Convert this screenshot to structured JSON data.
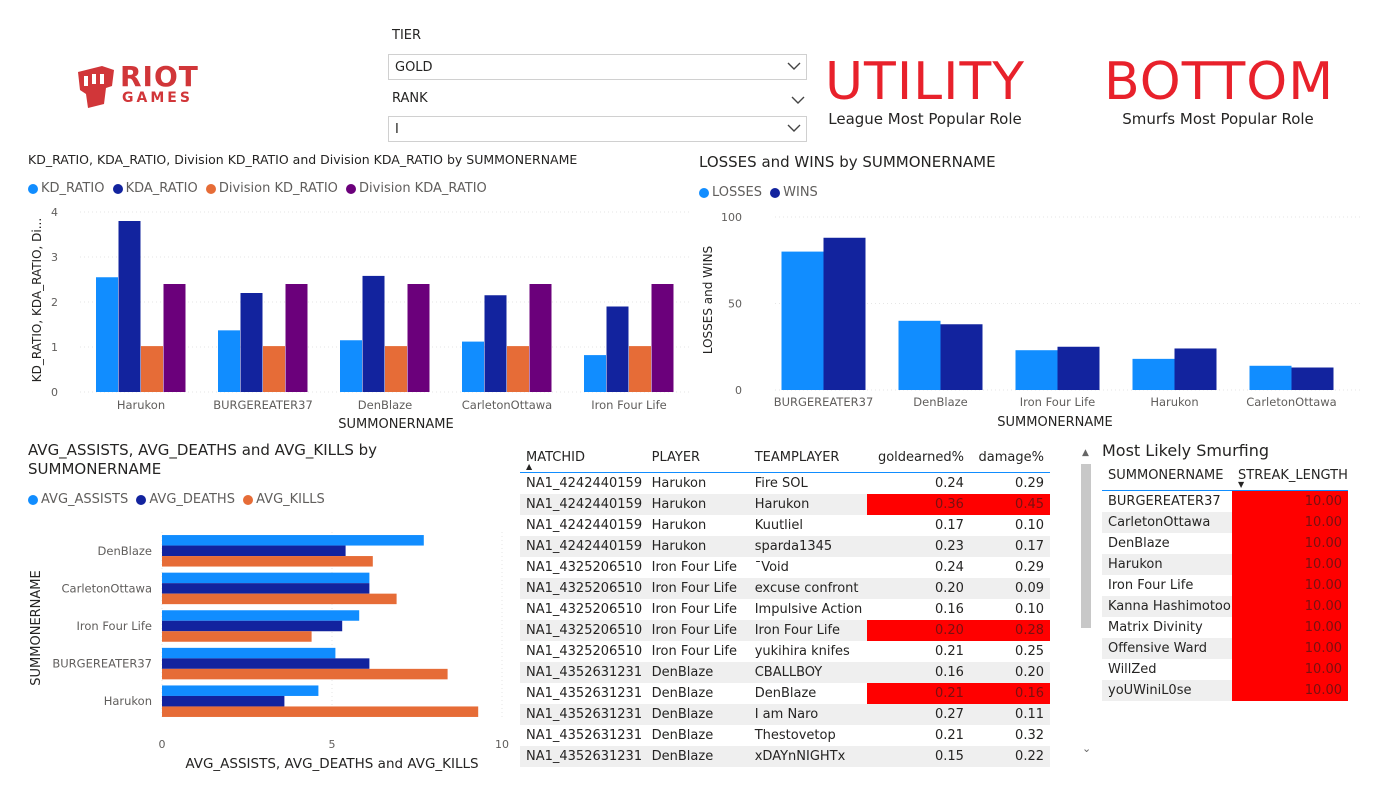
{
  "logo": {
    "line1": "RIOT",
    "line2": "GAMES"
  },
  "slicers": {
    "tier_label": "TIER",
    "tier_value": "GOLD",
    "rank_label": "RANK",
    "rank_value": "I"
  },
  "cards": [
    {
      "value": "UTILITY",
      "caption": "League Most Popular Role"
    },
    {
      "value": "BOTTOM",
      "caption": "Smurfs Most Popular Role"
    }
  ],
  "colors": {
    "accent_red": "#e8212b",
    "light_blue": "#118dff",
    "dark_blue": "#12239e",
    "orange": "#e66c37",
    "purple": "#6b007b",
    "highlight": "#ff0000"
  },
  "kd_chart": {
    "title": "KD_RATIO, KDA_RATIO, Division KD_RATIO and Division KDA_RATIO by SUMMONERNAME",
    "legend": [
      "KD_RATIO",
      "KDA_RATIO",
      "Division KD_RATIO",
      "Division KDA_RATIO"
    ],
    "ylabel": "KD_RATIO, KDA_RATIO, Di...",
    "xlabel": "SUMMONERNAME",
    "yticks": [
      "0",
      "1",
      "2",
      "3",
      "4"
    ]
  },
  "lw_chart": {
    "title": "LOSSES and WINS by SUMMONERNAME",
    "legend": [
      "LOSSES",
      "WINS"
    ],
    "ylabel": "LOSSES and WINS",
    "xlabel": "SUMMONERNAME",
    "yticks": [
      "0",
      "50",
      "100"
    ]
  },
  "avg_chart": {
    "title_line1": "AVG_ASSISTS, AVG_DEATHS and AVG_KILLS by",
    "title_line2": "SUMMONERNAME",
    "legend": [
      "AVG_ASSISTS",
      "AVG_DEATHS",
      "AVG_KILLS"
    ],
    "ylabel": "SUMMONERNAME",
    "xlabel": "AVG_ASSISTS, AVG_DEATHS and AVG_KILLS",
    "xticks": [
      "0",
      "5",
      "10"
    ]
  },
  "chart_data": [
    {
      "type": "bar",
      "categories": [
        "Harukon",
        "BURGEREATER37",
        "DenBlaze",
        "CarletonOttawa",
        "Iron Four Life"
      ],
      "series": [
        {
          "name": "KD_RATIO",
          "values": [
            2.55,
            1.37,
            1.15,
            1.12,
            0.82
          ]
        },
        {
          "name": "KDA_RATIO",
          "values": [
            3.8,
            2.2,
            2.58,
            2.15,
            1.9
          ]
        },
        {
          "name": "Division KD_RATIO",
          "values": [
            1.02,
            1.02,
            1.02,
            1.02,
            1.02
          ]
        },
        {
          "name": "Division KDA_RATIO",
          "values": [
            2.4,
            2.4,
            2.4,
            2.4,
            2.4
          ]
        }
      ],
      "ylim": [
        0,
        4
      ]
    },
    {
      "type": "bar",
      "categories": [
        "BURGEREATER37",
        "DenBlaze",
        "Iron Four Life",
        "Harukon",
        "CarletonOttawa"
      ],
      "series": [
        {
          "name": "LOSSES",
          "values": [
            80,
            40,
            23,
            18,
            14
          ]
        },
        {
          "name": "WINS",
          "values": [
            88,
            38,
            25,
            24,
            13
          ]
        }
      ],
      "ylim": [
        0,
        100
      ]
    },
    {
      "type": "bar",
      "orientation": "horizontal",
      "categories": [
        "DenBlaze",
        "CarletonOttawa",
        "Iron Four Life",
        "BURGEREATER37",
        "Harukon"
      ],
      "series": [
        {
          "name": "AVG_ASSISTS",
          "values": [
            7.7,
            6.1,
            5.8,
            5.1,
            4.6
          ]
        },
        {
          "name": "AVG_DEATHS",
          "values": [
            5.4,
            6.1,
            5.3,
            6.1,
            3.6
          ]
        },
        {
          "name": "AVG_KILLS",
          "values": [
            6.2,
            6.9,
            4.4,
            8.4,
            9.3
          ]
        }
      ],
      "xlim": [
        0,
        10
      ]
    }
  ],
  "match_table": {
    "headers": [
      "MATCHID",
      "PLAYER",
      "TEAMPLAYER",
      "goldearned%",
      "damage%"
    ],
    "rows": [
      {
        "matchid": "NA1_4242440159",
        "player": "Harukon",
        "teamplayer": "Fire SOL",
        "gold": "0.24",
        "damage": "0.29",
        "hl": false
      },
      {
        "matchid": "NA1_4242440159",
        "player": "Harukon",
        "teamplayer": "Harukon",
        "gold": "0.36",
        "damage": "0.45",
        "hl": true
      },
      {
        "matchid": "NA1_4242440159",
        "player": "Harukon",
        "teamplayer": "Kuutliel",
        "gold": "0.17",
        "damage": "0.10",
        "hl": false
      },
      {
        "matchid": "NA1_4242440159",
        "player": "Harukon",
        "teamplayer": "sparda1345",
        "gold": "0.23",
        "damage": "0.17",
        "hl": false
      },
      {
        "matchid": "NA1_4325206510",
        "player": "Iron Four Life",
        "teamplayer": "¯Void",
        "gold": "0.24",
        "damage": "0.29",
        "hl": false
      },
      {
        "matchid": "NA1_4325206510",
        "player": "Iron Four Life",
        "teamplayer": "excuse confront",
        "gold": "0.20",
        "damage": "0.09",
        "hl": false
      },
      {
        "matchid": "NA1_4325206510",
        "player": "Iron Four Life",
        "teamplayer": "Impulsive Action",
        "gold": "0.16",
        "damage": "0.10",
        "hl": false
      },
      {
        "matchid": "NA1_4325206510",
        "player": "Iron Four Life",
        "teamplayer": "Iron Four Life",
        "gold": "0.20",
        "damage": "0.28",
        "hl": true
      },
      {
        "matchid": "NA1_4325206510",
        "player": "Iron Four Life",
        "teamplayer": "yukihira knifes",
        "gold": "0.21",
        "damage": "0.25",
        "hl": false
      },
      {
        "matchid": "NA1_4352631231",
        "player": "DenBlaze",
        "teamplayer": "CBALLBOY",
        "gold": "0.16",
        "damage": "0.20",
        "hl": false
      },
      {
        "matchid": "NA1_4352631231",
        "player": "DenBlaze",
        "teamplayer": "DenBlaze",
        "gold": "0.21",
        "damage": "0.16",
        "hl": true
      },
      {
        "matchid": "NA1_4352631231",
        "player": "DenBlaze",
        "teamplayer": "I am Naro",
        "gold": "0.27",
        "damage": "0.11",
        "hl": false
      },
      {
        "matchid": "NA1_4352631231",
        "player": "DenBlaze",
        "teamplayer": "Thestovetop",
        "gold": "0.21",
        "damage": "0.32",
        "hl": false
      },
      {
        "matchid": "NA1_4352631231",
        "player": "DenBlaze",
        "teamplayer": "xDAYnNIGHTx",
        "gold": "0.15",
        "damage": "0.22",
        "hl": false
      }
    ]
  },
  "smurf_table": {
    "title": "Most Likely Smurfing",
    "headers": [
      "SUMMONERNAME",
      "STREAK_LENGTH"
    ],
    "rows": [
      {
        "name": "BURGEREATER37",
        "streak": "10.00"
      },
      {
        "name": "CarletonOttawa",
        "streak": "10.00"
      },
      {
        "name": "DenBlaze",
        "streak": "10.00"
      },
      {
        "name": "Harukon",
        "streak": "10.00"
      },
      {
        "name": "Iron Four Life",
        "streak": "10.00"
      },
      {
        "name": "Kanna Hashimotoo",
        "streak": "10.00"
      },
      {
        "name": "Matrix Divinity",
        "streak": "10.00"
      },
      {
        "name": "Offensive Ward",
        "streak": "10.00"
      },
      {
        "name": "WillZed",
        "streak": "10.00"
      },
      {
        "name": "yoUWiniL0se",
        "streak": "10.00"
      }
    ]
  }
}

________________

*To be done*: Copy in full each line that holds the word "caption".

*Result for this task*:
      "caption": "League Most Popular Role"
      "caption": "Smurfs Most Popular Role"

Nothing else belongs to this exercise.